─── DATA IN THIS EXERCISE ───
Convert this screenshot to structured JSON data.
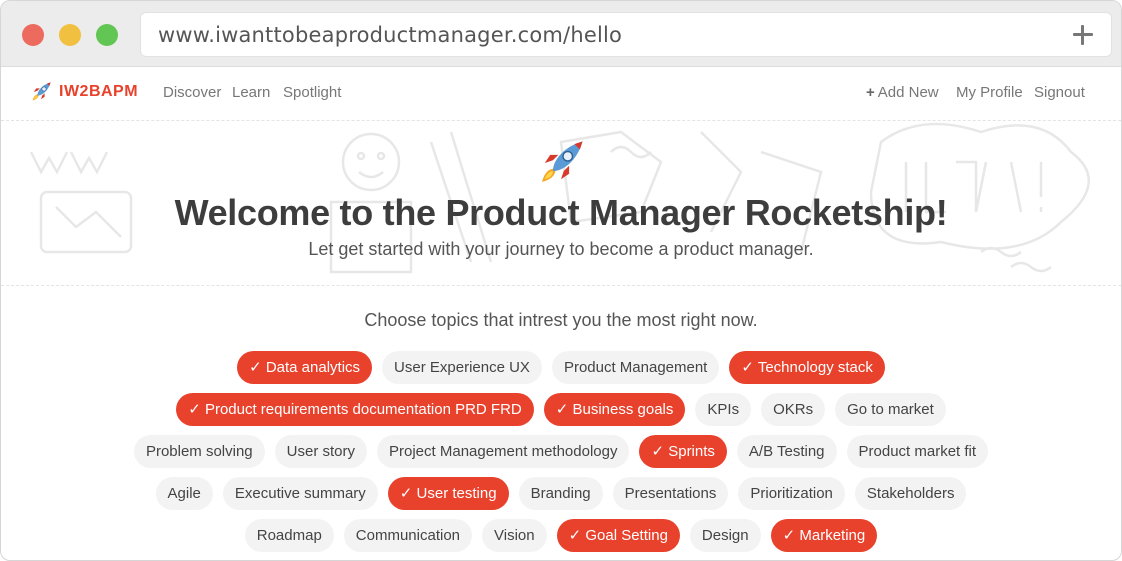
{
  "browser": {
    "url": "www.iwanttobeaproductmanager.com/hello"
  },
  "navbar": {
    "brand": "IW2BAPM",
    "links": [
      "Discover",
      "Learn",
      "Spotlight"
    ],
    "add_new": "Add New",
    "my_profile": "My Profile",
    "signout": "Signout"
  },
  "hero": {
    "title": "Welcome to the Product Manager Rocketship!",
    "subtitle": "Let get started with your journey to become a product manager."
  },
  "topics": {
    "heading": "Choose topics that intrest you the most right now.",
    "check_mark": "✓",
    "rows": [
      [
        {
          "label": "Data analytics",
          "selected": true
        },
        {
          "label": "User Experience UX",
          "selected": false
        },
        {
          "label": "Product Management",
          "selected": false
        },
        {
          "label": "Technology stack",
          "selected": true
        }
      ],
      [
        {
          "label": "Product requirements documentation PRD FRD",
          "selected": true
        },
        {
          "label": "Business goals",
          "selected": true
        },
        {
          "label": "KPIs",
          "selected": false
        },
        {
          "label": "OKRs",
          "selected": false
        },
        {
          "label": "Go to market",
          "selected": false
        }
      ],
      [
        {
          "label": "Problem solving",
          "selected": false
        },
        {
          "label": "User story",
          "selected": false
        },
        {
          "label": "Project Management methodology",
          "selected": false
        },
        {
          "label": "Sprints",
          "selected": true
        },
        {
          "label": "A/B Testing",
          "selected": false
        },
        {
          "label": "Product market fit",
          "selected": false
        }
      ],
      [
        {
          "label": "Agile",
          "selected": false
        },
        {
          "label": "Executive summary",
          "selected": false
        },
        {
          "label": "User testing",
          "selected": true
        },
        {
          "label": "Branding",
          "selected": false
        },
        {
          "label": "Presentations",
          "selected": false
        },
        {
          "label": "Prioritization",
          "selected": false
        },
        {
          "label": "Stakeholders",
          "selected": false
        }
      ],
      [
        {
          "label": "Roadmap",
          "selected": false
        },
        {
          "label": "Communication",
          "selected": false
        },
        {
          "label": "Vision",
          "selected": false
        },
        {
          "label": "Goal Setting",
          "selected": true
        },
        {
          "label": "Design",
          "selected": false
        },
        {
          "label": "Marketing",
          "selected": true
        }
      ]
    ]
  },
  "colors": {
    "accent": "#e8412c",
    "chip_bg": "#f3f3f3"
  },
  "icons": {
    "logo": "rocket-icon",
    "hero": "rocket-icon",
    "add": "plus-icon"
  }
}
───
:: TASK REQUIREMENTS ::
From the entries above, pull out each line that includes "User".

:: SOLUTION FOR THIS EXERCISE ::
          "label": "User Experience UX",
          "label": "User story",
          "label": "User testing",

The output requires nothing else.